-- START OF RECORDS TO PROCESS --

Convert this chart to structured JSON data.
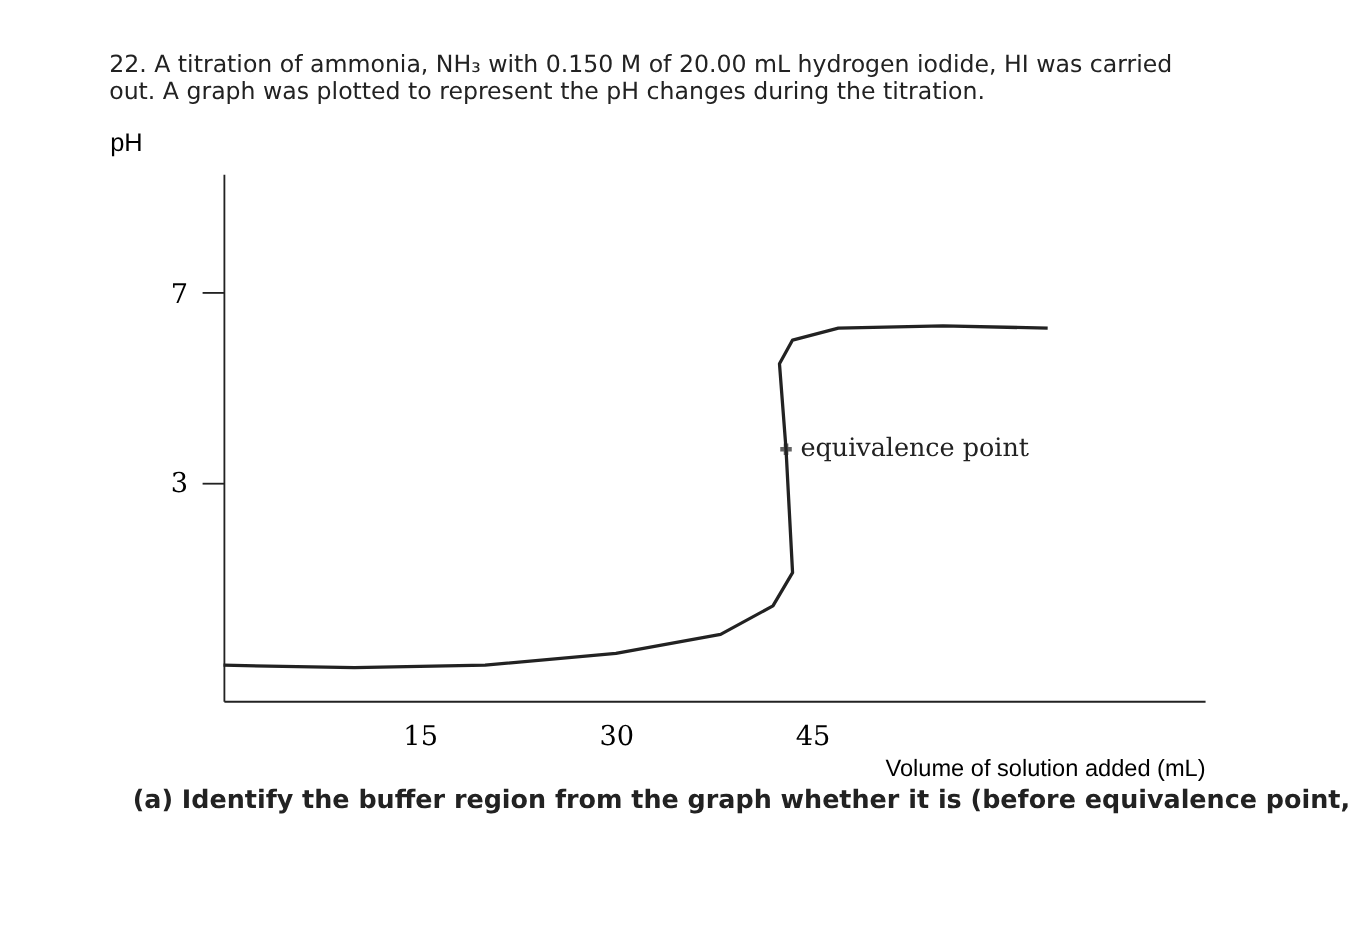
{
  "chart_data": {
    "type": "line",
    "title": "22. A titration of ammonia, NH₃ with 0.150 M of 20.00 mL hydrogen iodide, HI was carried out. A graph was plotted to represent the pH changes during the titration.",
    "xlabel": "Volume of solution added (mL)",
    "ylabel": "pH",
    "series": [
      {
        "color": "#222222",
        "x": [
          0,
          10,
          20,
          30,
          38,
          42,
          43.5,
          43,
          42.5,
          43.5,
          47,
          55,
          63
        ],
        "values": [
          -0.85,
          -0.9,
          -0.85,
          -0.6,
          -0.2,
          0.4,
          1.1,
          3.7,
          5.5,
          6.0,
          6.25,
          6.3,
          6.25
        ]
      }
    ],
    "xlim": [
      0,
      75
    ],
    "xticks": [
      15,
      30,
      45
    ],
    "ylim": [
      -1.6,
      9.5
    ],
    "yticks": [
      3,
      7
    ],
    "grid": false,
    "marker": "none",
    "line_style": "solid",
    "annotations": [
      {
        "text": "equivalence point",
        "x": 43,
        "y": 3.7
      },
      "(a) Identify the buffer region from the graph whether it is (before equivalence point,"
    ]
  }
}
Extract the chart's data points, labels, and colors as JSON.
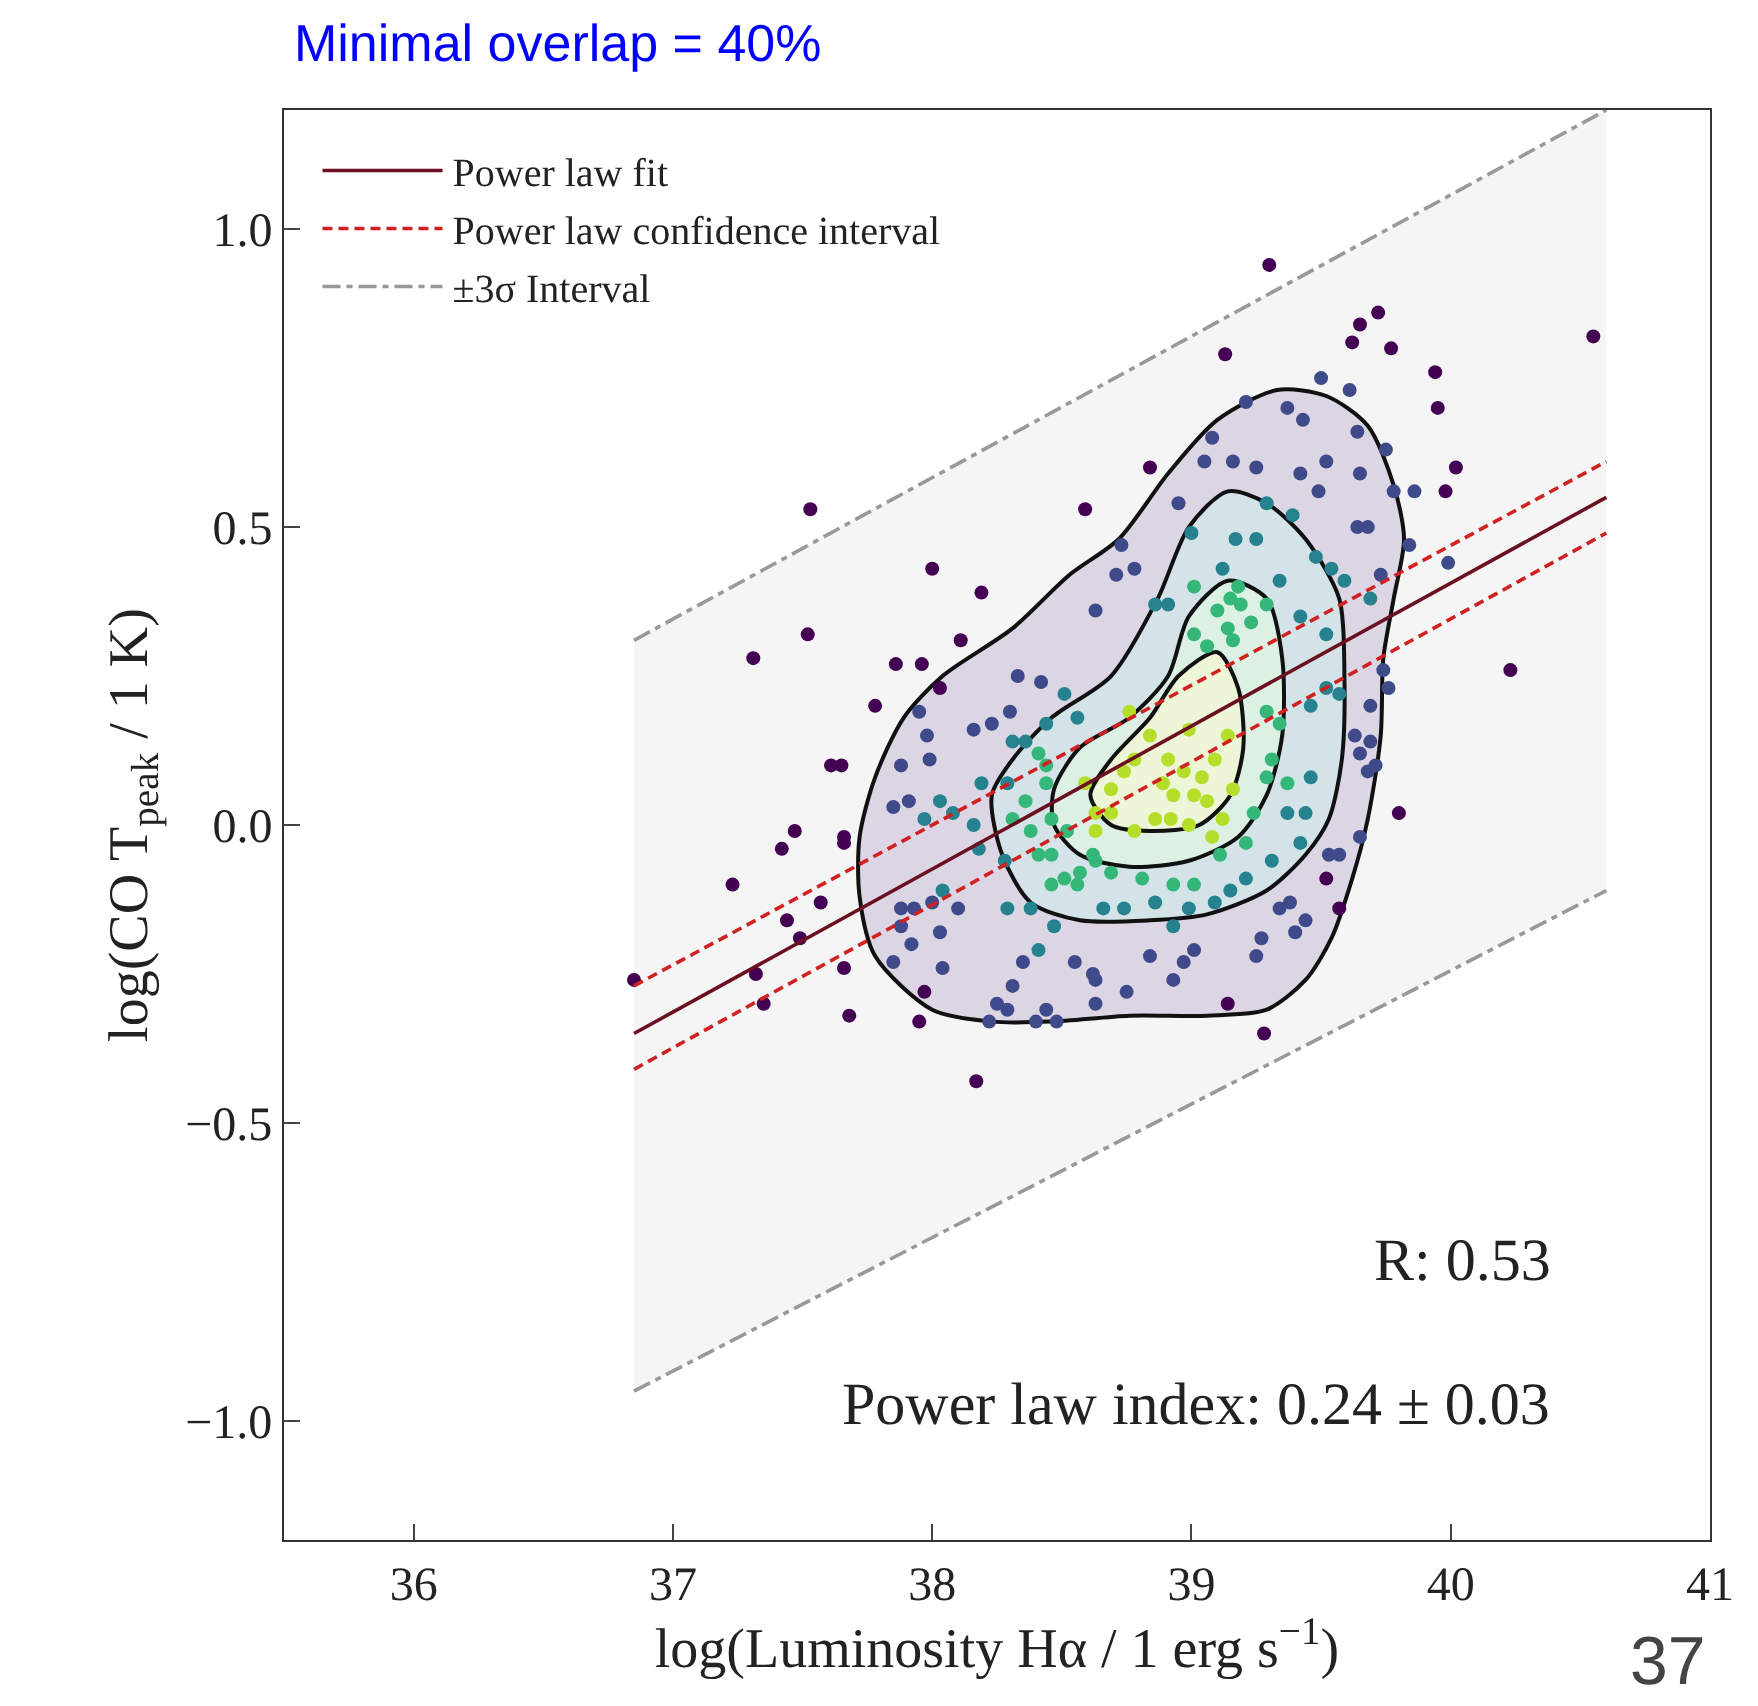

-- END OF RECORDS TO PROCESS --

◆ TASK BRIEF
Make a verbatim copy of all the entries and strip out the pictures.

◆ COMPLETED TASK
Convert this chart to structured JSON data.
{
  "chart_data": {
    "type": "line",
    "title": "22. A titration of ammonia, NH₃ with 0.150 M of 20.00 mL hydrogen iodide, HI was carried out. A graph was plotted to represent the pH changes during the titration.",
    "xlabel": "Volume of solution added (mL)",
    "ylabel": "pH",
    "series": [
      {
        "color": "#222222",
        "x": [
          0,
          10,
          20,
          30,
          38,
          42,
          43.5,
          43,
          42.5,
          43.5,
          47,
          55,
          63
        ],
        "values": [
          -0.85,
          -0.9,
          -0.85,
          -0.6,
          -0.2,
          0.4,
          1.1,
          3.7,
          5.5,
          6.0,
          6.25,
          6.3,
          6.25
        ]
      }
    ],
    "xlim": [
      0,
      75
    ],
    "xticks": [
      15,
      30,
      45
    ],
    "ylim": [
      -1.6,
      9.5
    ],
    "yticks": [
      3,
      7
    ],
    "grid": false,
    "marker": "none",
    "line_style": "solid",
    "annotations": [
      {
        "text": "equivalence point",
        "x": 43,
        "y": 3.7
      },
      "(a) Identify the buffer region from the graph whether it is (before equivalence point,"
    ]
  }
}
Extract the chart's data points, labels, and colors as JSON.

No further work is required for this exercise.